--- WRITTEN REQUEST ---
For every line in the data below that contains "Resultado", copy the line.

--- EXTRACTED RECORDS ---
(begin)
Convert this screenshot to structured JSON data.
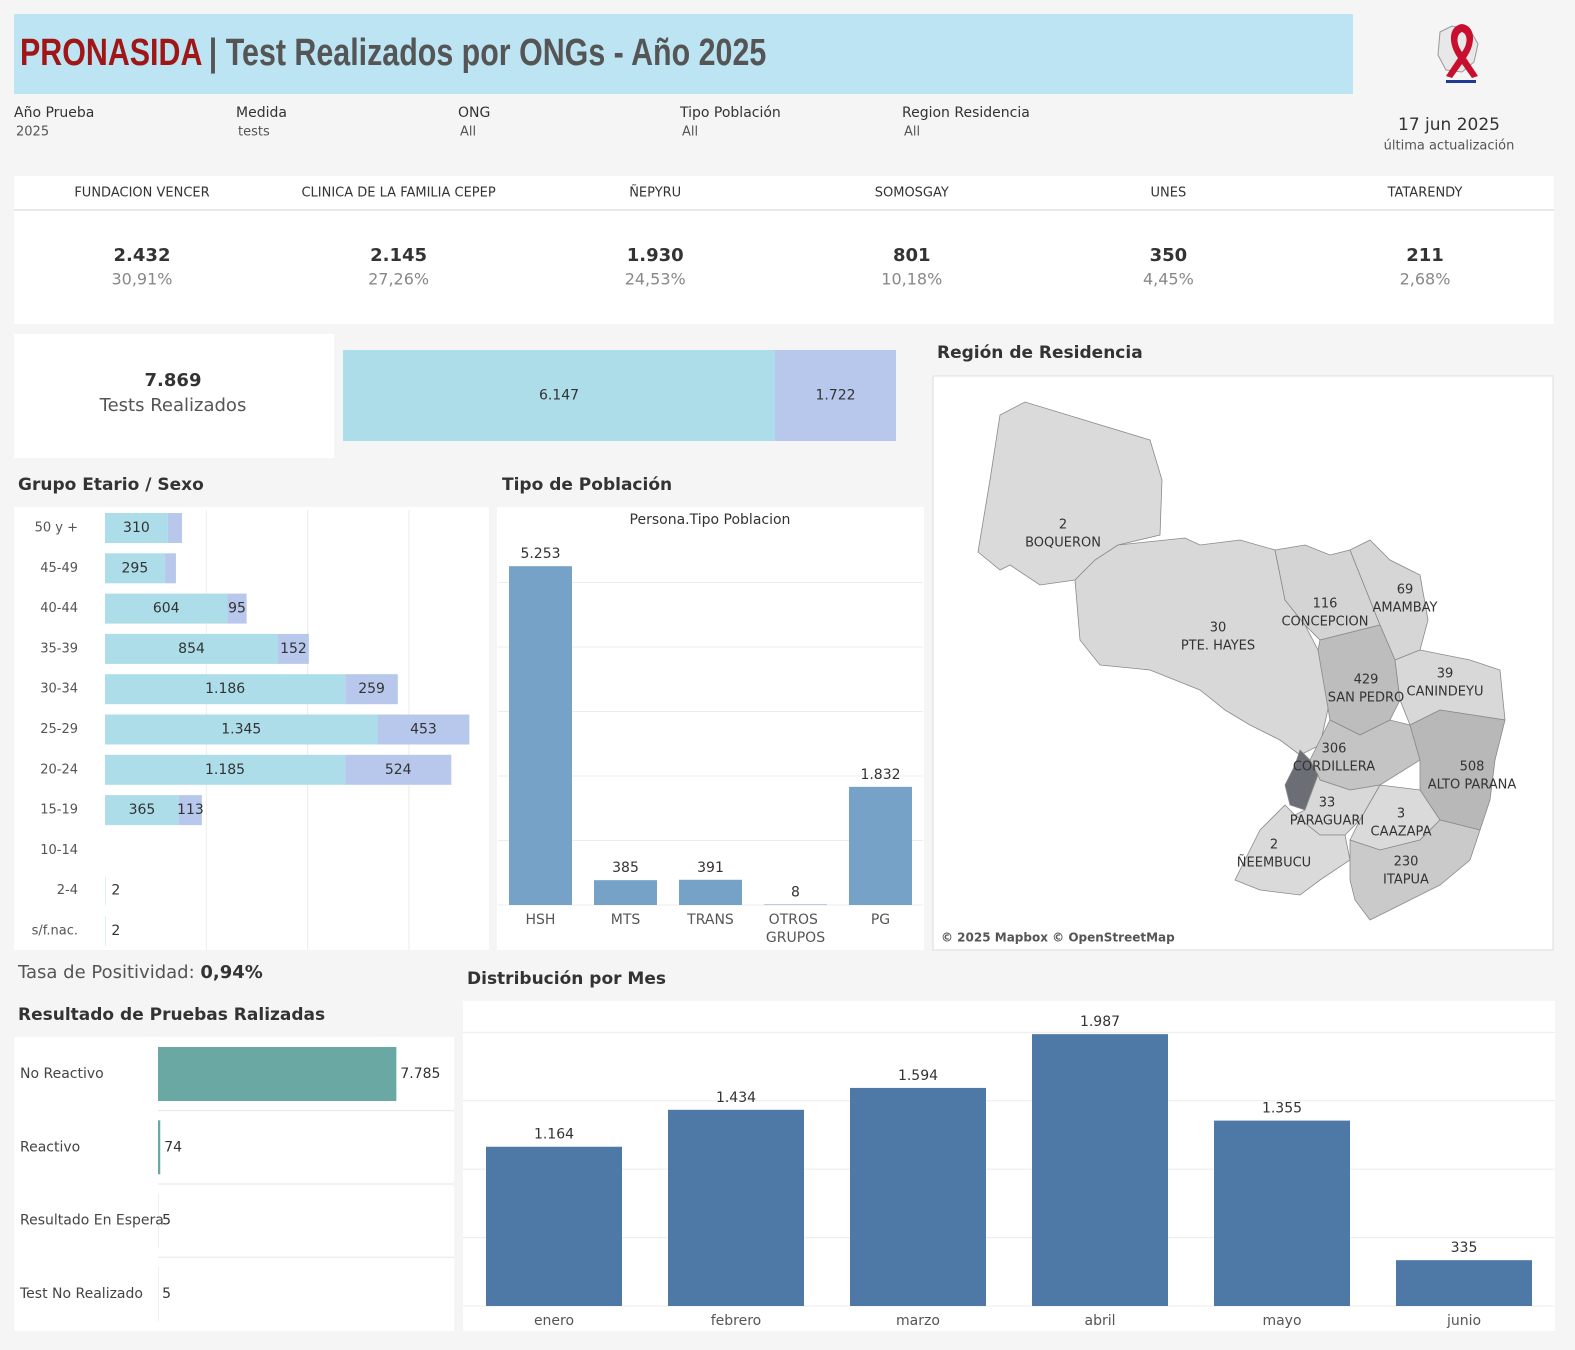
{
  "header": {
    "brand": "PRONASIDA",
    "title": "| Test Realizados por ONGs - Año 2025"
  },
  "update": {
    "date": "17 jun 2025",
    "label": "última actualización"
  },
  "filters": [
    {
      "label": "Año Prueba",
      "value": "2025"
    },
    {
      "label": "Medida",
      "value": "tests"
    },
    {
      "label": "ONG",
      "value": "All"
    },
    {
      "label": "Tipo Población",
      "value": "All"
    },
    {
      "label": "Region Residencia",
      "value": "All"
    }
  ],
  "ngos": [
    {
      "name": "FUNDACION VENCER",
      "value": "2.432",
      "share": "30,91%"
    },
    {
      "name": "CLINICA DE LA FAMILIA CEPEP",
      "value": "2.145",
      "share": "27,26%"
    },
    {
      "name": "ÑEPYRU",
      "value": "1.930",
      "share": "24,53%"
    },
    {
      "name": "SOMOSGAY",
      "value": "801",
      "share": "10,18%"
    },
    {
      "name": "UNES",
      "value": "350",
      "share": "4,45%"
    },
    {
      "name": "TATARENDY",
      "value": "211",
      "share": "2,68%"
    }
  ],
  "total": {
    "value": "7.869",
    "label": "Tests Realizados"
  },
  "positivity": {
    "label": "Tasa de Positividad: ",
    "value": "0,94%"
  },
  "map": {
    "title": "Región de Residencia",
    "credit": "© 2025 Mapbox © OpenStreetMap",
    "regions": [
      {
        "name": "BOQUERON",
        "value": "2"
      },
      {
        "name": "PTE. HAYES",
        "value": "30"
      },
      {
        "name": "CONCEPCION",
        "value": "116"
      },
      {
        "name": "AMAMBAY",
        "value": "69"
      },
      {
        "name": "SAN PEDRO",
        "value": "429"
      },
      {
        "name": "CANINDEYU",
        "value": "39"
      },
      {
        "name": "CORDILLERA",
        "value": "306"
      },
      {
        "name": "ALTO PARANA",
        "value": "508"
      },
      {
        "name": "PARAGUARI",
        "value": "33"
      },
      {
        "name": "CAAZAPA",
        "value": "3"
      },
      {
        "name": "ÑEEMBUCU",
        "value": "2"
      },
      {
        "name": "ITAPUA",
        "value": "230"
      }
    ]
  },
  "chart_data": [
    {
      "type": "split",
      "series": [
        {
          "color": "#acdde9",
          "values": [
            6147
          ],
          "value_labels": [
            "6.147"
          ]
        },
        {
          "color": "#b8c8ec",
          "values": [
            1722
          ],
          "value_labels": [
            "1.722"
          ]
        }
      ]
    },
    {
      "type": "hstack",
      "title": "Grupo Etario / Sexo",
      "categories": [
        "50 y +",
        "45-49",
        "40-44",
        "35-39",
        "30-34",
        "25-29",
        "20-24",
        "15-19",
        "10-14",
        "2-4",
        "s/f.nac."
      ],
      "series": [
        {
          "color": "#acdde9",
          "values": [
            310,
            295,
            604,
            854,
            1186,
            1345,
            1185,
            365,
            null,
            2,
            2
          ],
          "value_labels": [
            "310",
            "295",
            "604",
            "854",
            "1.186",
            "1.345",
            "1.185",
            "365",
            null,
            "2",
            "2"
          ]
        },
        {
          "color": "#b8c8ec",
          "values": [
            70,
            55,
            95,
            152,
            259,
            453,
            524,
            113,
            null,
            null,
            null
          ],
          "value_labels": [
            null,
            null,
            "95",
            "152",
            "259",
            "453",
            "524",
            "113",
            null,
            null,
            null
          ]
        }
      ],
      "xlim": [
        0,
        1900
      ],
      "xticks": [
        500,
        1000,
        1500
      ],
      "grid": true
    },
    {
      "type": "bar",
      "title": "Tipo de Población",
      "subtitle": "Persona.Tipo Poblacion",
      "categories": [
        "HSH",
        "MTS",
        "TRANS",
        "OTROS GRUPOS",
        "PG"
      ],
      "values": [
        5253,
        385,
        391,
        8,
        1832
      ],
      "value_labels": [
        "5.253",
        "385",
        "391",
        "8",
        "1.832"
      ],
      "color": "#76a2c8",
      "ylim": [
        0,
        6000
      ],
      "yticks": [
        0,
        1000,
        2000,
        3000,
        4000,
        5000
      ],
      "grid": true
    },
    {
      "type": "hbar",
      "title": "Resultado de Pruebas Ralizadas",
      "categories": [
        "No Reactivo",
        "Reactivo",
        "Resultado En Espera",
        "Test No Realizado"
      ],
      "values": [
        7785,
        74,
        5,
        5
      ],
      "value_labels": [
        "7.785",
        "74",
        "5",
        "5"
      ],
      "color": "#6aa9a3",
      "xlim": [
        0,
        9700
      ]
    },
    {
      "type": "bar",
      "title": "Distribución por Mes",
      "categories": [
        "enero",
        "febrero",
        "marzo",
        "abril",
        "mayo",
        "junio"
      ],
      "values": [
        1164,
        1434,
        1594,
        1987,
        1355,
        335
      ],
      "value_labels": [
        "1.164",
        "1.434",
        "1.594",
        "1.987",
        "1.355",
        "335"
      ],
      "color": "#4e78a6",
      "ylim": [
        0,
        2200
      ],
      "yticks": [
        0,
        500,
        1000,
        1500,
        2000
      ],
      "grid": true
    }
  ]
}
(end)
--- THE REPLY ---
      "title": "Resultado de Pruebas Ralizadas",
        "Resultado En Espera",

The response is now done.